Dataset entries:
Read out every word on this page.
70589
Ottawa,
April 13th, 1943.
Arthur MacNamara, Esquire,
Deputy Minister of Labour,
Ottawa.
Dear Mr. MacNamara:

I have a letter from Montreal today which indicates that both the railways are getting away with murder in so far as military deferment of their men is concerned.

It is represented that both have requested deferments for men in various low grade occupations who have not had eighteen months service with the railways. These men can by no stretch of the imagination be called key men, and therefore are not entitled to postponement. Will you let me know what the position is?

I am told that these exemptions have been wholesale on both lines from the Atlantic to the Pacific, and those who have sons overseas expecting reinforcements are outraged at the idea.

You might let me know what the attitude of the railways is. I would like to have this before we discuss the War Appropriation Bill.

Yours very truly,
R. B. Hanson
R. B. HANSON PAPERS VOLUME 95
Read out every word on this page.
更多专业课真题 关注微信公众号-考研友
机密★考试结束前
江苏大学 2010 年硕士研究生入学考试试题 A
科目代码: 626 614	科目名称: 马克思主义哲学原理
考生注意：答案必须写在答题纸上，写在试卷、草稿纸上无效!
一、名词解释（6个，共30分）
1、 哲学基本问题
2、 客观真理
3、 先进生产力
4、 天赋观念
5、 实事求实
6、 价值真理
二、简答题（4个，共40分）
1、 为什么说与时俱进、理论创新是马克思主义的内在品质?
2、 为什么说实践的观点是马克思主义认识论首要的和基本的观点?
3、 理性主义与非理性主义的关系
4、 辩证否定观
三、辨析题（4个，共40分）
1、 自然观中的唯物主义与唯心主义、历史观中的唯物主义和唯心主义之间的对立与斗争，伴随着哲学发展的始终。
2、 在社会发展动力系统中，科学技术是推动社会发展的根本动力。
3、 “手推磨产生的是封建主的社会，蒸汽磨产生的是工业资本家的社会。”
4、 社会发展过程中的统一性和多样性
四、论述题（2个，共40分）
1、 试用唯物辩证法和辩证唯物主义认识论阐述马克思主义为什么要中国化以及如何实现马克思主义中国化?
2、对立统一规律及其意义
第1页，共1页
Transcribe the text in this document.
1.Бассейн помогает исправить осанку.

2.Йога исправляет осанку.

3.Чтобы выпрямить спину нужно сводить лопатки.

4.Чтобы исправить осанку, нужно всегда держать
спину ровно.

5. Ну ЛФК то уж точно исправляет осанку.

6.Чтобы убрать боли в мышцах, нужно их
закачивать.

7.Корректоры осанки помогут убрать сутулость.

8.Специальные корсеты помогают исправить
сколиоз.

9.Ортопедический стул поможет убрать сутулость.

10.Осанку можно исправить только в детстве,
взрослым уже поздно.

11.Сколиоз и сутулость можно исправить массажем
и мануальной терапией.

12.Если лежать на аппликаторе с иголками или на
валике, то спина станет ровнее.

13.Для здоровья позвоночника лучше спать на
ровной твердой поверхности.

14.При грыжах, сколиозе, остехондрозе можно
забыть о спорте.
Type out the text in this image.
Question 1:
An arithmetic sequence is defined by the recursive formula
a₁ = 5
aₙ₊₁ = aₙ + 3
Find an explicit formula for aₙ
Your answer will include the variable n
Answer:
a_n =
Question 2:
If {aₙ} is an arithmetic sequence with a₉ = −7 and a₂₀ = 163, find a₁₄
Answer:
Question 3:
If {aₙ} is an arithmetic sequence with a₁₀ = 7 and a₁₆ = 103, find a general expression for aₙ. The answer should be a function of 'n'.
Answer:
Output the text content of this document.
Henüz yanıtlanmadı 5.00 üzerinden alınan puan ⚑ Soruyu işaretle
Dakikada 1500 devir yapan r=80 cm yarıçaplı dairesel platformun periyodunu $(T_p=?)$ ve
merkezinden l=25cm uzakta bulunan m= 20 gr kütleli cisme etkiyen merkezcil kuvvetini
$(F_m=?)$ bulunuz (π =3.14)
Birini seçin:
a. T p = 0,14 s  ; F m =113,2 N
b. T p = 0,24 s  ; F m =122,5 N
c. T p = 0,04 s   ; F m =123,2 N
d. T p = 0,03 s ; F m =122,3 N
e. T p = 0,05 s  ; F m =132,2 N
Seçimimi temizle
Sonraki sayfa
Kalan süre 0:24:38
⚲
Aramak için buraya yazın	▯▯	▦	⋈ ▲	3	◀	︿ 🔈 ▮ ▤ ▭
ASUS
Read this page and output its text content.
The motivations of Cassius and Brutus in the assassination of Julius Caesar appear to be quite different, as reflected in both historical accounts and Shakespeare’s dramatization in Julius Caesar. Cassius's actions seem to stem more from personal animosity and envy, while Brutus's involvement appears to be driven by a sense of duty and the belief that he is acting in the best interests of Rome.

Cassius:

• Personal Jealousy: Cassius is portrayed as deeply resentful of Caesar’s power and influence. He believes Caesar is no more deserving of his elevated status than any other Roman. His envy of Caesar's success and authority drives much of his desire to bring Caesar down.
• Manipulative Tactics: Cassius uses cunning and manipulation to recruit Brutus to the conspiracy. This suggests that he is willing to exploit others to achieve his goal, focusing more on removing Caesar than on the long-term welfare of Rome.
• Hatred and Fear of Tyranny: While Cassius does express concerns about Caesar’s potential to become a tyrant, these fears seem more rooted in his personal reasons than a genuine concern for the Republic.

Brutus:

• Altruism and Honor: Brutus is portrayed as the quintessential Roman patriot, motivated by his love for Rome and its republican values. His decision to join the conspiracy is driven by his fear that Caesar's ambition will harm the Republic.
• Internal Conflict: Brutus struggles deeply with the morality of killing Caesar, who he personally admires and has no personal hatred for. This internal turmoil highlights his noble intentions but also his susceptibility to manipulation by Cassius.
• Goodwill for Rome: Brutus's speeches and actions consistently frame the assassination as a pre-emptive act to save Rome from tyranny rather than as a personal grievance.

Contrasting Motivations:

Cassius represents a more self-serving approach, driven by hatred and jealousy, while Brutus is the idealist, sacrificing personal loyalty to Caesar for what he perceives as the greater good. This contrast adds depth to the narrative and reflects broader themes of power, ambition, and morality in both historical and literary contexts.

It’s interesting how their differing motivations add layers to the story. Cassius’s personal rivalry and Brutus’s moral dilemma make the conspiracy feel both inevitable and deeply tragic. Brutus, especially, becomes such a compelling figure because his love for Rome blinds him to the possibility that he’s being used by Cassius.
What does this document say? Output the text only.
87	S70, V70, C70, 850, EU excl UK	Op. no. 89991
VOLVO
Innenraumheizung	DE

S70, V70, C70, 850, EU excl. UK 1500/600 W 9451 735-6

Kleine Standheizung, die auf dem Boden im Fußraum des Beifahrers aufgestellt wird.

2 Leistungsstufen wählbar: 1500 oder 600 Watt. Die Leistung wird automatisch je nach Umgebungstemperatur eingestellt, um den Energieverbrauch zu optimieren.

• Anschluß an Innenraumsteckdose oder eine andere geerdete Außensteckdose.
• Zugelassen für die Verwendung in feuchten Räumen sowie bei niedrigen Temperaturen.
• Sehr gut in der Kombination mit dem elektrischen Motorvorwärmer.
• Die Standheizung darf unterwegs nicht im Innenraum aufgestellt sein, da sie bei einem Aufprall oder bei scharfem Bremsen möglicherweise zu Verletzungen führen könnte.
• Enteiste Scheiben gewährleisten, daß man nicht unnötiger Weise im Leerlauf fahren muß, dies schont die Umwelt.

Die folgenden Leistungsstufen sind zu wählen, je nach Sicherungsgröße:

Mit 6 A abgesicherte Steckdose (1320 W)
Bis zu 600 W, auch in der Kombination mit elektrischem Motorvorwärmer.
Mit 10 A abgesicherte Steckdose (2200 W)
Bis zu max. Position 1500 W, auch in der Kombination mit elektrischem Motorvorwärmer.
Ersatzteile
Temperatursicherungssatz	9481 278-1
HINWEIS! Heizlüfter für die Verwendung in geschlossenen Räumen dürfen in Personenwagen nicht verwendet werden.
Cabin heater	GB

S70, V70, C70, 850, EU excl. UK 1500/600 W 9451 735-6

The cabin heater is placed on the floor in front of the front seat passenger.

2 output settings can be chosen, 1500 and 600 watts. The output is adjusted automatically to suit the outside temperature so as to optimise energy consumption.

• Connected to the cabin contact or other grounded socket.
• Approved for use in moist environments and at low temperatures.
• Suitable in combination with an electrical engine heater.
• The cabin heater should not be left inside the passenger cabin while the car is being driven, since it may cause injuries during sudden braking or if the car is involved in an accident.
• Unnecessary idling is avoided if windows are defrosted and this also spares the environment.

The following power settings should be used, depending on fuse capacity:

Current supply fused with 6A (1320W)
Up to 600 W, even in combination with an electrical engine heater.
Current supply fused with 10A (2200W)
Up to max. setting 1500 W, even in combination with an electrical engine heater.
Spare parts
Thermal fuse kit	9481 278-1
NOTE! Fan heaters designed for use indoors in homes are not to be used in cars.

**Aim of the task**: Each line that holds the word "Brutus" is to be copied.

**Solution for this problem**:
The motivations of Cassius and Brutus in the assassination of Julius Caesar appear to be quite different, as reflected in both historical accounts and Shakespeare’s dramatization in Julius Caesar. Cassius's actions seem to stem more from personal animosity and envy, while Brutus's involvement appears to be driven by a sense of duty and the belief that he is acting in the best interests of Rome.
• Manipulative Tactics: Cassius uses cunning and manipulation to recruit Brutus to the conspiracy. This suggests that he is willing to exploit others to achieve his goal, focusing more on removing Caesar than on the long-term welfare of Rome.
Brutus:
• Altruism and Honor: Brutus is portrayed as the quintessential Roman patriot, motivated by his love for Rome and its republican values. His decision to join the conspiracy is driven by his fear that Caesar's ambition will harm the Republic.
• Internal Conflict: Brutus struggles deeply with the morality of killing Caesar, who he personally admires and has no personal hatred for. This internal turmoil highlights his noble intentions but also his susceptibility to manipulation by Cassius.
• Goodwill for Rome: Brutus's speeches and actions consistently frame the assassination as a pre-emptive act to save Rome from tyranny rather than as a personal grievance.
Cassius represents a more self-serving approach, driven by hatred and jealousy, while Brutus is the idealist, sacrificing personal loyalty to Caesar for what he perceives as the greater good. This contrast adds depth to the narrative and reflects broader themes of power, ambition, and morality in both historical and literary contexts.
It’s interesting how their differing motivations add layers to the story. Cassius’s personal rivalry and Brutus’s moral dilemma make the conspiracy feel both inevitable and deeply tragic. Brutus, especially, becomes such a compelling figure because his love for Rome blinds him to the possibility that he’s being used by Cassius.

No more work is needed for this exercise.